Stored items
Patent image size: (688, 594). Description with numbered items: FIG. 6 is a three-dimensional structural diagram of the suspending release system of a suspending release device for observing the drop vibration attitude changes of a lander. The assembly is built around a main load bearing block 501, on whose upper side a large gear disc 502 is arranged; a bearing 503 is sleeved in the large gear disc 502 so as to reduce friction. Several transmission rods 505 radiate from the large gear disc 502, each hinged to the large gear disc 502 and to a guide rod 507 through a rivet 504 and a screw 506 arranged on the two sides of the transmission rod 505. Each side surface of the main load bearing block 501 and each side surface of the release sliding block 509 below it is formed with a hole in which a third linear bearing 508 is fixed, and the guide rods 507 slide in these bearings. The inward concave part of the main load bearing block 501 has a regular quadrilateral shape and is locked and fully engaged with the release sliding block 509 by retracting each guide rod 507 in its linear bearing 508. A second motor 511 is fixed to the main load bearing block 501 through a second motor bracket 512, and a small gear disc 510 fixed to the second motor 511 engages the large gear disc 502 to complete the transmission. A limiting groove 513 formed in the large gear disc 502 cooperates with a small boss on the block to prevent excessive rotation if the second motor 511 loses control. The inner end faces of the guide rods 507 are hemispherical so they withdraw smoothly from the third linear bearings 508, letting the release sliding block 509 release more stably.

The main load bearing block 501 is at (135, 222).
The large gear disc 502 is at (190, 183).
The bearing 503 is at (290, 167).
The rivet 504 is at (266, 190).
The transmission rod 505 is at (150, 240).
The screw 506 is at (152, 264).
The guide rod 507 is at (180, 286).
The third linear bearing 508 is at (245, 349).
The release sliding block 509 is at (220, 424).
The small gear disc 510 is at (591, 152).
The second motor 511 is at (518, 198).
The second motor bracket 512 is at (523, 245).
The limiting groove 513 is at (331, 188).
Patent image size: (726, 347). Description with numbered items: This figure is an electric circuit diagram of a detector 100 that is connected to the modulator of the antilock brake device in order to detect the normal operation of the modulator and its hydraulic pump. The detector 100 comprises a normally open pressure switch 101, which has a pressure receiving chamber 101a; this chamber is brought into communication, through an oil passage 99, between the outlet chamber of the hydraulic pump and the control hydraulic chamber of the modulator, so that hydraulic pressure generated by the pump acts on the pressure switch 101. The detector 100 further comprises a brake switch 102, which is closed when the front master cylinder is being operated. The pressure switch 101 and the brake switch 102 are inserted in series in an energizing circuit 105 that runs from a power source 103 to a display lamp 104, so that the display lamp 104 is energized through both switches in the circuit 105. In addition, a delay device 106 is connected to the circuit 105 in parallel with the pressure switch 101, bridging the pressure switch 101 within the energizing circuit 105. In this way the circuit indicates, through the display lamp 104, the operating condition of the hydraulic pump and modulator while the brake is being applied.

Aim ▸ Convert the material from its first line through the line containing "The guide rod 507 is at (180, 286)." into a JSON list of strings, one string per line and skipping blank lines. Include only those lines.

Problem solution ▸
[
  "Patent image size: (688, 594). Description with numbered items: FIG. 6 is a three-dimensional structural diagram of the suspending release system of a suspending release device for observing the drop vibration attitude changes of a lander. The assembly is built around a main load bearing block 501, on whose upper side a large gear disc 502 is arranged; a bearing 503 is sleeved in the large gear disc 502 so as to reduce friction. Several transmission rods 505 radiate from the large gear disc 502, each hinged to the large gear disc 502 and to a guide rod 507 through a rivet 504 and a screw 506 arranged on the two sides of the transmission rod 505. Each side surface of the main load bearing block 501 and each side surface of the release sliding block 509 below it is formed with a hole in which a third linear bearing 508 is fixed, and the guide rods 507 slide in these bearings. The inward concave part of the main load bearing block 501 has a regular quadrilateral shape and is locked and fully engaged with the release sliding block 509 by retracting each guide rod 507 in its linear bearing 508. A second motor 511 is fixed to the main load bearing block 501 through a second motor bracket 512, and a small gear disc 510 fixed to the second motor 511 engages the large gear disc 502 to complete the transmission. A limiting groove 513 formed in the large gear disc 502 cooperates with a small boss on the block to prevent excessive rotation if the second motor 511 loses control. The inner end faces of the guide rods 507 are hemispherical so they withdraw smoothly from the third linear bearings 508, letting the release sliding block 509 release more stably.",
  "The main load bearing block 501 is at (135, 222).",
  "The large gear disc 502 is at (190, 183).",
  "The bearing 503 is at (290, 167).",
  "The rivet 504 is at (266, 190).",
  "The transmission rod 505 is at (150, 240).",
  "The screw 506 is at (152, 264).",
  "The guide rod 507 is at (180, 286)."
]